A block of data:
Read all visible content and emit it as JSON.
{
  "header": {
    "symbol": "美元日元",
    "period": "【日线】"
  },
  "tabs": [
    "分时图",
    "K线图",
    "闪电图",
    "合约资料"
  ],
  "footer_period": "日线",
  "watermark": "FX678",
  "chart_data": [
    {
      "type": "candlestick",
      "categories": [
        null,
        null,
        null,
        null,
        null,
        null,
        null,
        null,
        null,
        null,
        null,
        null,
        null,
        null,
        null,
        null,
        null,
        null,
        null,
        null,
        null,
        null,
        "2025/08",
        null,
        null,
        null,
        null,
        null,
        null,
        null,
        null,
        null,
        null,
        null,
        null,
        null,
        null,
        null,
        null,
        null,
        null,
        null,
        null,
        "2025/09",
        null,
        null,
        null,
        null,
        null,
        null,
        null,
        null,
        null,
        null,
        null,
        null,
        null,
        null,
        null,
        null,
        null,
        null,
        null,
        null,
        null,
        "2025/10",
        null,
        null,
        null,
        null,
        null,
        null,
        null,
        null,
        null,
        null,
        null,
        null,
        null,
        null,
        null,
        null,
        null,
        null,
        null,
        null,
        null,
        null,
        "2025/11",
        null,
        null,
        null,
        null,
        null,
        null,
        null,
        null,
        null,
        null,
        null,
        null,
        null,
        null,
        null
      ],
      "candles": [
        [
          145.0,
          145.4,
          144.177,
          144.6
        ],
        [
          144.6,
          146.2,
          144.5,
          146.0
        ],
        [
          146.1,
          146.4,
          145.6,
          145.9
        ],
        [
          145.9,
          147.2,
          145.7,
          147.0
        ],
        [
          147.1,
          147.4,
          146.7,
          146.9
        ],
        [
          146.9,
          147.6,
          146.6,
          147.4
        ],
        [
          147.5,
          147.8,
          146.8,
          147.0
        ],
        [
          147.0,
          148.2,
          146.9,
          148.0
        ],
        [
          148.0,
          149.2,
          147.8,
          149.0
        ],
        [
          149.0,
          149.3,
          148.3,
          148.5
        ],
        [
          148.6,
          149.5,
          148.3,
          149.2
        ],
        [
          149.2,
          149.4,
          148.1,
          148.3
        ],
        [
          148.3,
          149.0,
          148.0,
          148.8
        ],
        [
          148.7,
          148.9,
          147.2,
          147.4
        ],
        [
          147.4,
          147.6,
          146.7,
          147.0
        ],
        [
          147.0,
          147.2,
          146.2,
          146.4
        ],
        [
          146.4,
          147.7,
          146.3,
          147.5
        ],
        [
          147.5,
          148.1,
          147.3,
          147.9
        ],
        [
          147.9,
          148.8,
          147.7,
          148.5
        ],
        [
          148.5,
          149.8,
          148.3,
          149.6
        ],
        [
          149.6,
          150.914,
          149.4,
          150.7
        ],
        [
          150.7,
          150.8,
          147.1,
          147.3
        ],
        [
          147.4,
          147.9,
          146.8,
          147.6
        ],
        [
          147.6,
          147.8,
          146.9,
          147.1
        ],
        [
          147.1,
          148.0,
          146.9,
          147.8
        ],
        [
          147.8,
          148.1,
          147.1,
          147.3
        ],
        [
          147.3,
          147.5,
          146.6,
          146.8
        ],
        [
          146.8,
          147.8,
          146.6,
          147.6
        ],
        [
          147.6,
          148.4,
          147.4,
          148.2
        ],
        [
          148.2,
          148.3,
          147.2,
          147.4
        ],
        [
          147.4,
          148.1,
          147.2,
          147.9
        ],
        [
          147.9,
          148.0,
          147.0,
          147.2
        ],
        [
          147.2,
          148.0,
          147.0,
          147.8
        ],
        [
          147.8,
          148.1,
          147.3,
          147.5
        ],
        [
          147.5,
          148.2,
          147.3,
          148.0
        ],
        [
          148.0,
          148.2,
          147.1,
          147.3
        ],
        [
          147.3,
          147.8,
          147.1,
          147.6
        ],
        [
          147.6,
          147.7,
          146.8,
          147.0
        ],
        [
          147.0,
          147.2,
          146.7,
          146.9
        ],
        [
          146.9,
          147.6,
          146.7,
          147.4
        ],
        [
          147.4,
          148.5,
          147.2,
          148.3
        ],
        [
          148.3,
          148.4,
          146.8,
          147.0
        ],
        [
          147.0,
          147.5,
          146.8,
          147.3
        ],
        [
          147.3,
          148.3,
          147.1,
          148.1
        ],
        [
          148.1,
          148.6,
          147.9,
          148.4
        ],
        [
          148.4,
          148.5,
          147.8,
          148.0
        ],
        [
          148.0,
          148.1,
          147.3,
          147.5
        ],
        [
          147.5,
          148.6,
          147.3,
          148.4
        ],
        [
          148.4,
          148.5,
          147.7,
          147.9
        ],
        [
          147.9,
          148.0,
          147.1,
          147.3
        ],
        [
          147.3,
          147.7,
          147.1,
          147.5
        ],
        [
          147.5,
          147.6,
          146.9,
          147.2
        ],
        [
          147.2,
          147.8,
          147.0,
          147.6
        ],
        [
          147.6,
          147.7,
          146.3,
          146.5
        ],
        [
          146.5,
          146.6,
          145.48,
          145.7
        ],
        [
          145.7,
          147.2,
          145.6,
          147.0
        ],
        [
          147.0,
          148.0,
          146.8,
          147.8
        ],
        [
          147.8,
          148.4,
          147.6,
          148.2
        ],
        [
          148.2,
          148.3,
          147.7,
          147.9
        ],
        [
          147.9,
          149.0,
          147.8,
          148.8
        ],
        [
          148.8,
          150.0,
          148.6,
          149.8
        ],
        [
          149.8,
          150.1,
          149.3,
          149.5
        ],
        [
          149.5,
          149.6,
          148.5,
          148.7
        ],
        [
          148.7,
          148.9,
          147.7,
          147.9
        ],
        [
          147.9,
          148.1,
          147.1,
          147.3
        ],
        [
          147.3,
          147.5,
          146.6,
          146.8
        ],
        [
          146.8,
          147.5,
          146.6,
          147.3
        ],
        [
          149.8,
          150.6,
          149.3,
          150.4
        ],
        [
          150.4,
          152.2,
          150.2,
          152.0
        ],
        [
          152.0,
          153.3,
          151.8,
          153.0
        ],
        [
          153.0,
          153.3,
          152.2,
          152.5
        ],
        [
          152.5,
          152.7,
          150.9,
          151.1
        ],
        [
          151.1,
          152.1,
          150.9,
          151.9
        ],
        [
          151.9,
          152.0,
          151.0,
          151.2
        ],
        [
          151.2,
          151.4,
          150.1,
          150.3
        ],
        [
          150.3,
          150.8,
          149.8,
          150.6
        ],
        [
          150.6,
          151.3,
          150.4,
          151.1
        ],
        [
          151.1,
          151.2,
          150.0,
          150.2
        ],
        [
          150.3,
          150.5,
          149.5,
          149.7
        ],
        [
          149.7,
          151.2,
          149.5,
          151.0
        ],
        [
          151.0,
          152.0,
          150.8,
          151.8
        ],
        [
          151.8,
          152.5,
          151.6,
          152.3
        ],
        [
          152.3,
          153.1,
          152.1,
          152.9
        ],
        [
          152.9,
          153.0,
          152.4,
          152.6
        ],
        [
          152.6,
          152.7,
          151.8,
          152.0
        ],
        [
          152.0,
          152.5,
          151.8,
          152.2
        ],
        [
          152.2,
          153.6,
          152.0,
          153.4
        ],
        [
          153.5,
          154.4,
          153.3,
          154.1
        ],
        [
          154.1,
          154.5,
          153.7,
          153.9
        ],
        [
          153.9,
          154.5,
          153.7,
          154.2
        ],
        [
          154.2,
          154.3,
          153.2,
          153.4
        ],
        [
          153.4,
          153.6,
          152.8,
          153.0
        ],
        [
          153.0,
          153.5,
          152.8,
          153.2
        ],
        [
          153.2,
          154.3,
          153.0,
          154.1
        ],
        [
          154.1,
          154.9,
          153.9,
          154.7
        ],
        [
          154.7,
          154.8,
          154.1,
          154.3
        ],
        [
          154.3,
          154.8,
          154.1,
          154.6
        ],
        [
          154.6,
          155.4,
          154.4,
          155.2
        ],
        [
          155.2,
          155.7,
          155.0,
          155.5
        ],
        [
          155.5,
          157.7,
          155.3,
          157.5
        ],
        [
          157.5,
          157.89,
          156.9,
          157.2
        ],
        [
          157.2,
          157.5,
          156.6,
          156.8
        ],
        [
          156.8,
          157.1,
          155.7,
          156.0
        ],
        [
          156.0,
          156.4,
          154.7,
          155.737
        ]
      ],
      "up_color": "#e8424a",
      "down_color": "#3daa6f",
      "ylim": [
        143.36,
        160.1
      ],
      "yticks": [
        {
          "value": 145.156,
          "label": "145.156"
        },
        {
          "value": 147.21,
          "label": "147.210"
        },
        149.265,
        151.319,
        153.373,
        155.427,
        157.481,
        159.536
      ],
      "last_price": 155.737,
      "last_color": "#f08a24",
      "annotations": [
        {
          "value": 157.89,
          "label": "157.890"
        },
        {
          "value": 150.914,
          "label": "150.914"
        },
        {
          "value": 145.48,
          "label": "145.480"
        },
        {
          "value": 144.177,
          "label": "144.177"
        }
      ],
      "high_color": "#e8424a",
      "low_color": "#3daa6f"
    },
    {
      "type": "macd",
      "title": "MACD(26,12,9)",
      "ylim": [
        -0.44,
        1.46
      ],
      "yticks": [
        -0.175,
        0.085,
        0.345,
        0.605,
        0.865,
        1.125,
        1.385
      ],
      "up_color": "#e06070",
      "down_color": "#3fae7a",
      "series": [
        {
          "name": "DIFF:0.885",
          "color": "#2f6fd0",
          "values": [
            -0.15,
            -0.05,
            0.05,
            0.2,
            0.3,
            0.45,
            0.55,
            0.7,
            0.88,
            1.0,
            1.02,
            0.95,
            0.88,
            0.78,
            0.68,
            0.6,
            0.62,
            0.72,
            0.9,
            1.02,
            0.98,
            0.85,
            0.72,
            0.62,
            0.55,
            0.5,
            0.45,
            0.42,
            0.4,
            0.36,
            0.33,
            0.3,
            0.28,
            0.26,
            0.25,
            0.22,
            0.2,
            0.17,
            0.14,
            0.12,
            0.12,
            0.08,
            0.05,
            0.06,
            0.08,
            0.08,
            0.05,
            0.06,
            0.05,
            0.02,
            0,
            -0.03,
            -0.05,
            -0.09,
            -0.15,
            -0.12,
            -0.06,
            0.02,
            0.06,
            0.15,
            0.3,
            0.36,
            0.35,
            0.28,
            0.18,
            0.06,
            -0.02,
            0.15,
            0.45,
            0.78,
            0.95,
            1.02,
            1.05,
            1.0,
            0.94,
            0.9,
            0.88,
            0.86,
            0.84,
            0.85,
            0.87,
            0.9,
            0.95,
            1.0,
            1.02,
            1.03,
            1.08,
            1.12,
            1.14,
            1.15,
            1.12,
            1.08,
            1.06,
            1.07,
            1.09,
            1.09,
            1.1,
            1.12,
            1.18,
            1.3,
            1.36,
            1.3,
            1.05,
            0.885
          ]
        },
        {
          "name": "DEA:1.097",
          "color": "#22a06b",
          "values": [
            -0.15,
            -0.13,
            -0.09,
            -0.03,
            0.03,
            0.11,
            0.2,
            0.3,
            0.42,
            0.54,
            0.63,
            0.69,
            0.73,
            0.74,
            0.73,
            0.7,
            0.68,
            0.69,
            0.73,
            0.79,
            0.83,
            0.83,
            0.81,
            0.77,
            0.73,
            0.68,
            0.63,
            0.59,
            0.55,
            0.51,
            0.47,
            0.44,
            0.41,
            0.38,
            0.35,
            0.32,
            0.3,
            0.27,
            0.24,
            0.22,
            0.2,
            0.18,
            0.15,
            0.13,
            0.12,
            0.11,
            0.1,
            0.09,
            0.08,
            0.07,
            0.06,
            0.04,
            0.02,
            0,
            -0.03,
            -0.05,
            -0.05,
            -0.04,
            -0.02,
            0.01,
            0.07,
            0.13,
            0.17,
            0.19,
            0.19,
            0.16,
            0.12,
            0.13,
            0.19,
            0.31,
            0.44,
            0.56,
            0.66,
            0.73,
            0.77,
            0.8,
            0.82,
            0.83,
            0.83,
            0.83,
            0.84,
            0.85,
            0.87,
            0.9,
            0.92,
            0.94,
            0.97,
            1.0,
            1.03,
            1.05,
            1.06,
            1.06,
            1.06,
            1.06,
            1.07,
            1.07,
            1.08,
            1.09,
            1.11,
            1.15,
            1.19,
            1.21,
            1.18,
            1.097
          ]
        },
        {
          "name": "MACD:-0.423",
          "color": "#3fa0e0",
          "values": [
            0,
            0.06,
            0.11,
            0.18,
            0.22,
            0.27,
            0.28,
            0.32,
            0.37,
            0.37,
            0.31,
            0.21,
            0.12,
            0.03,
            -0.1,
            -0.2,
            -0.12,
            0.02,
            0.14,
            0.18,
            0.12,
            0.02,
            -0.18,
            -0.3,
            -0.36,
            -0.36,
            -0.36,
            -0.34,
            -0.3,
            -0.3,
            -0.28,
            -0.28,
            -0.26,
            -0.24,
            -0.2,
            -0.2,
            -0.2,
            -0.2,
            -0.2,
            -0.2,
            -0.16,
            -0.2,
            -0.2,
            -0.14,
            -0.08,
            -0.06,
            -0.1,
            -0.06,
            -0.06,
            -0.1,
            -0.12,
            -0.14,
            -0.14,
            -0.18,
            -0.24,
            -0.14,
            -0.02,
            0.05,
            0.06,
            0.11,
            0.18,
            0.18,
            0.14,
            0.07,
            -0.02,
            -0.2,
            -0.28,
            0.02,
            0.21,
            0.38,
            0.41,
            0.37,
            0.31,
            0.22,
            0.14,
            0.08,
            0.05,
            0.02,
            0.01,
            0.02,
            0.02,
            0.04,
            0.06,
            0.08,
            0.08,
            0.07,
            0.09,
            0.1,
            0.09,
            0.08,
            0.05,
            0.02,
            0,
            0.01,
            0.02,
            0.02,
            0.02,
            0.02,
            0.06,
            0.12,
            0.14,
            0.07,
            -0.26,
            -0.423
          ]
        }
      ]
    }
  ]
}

_What this task involves:_
Check each line above for the word "label", and copy the lines where it appears.

_The result:_
          "label": "145.156"
          "label": "147.210"
          "label": "157.890"
          "label": "150.914"
          "label": "145.480"
          "label": "144.177"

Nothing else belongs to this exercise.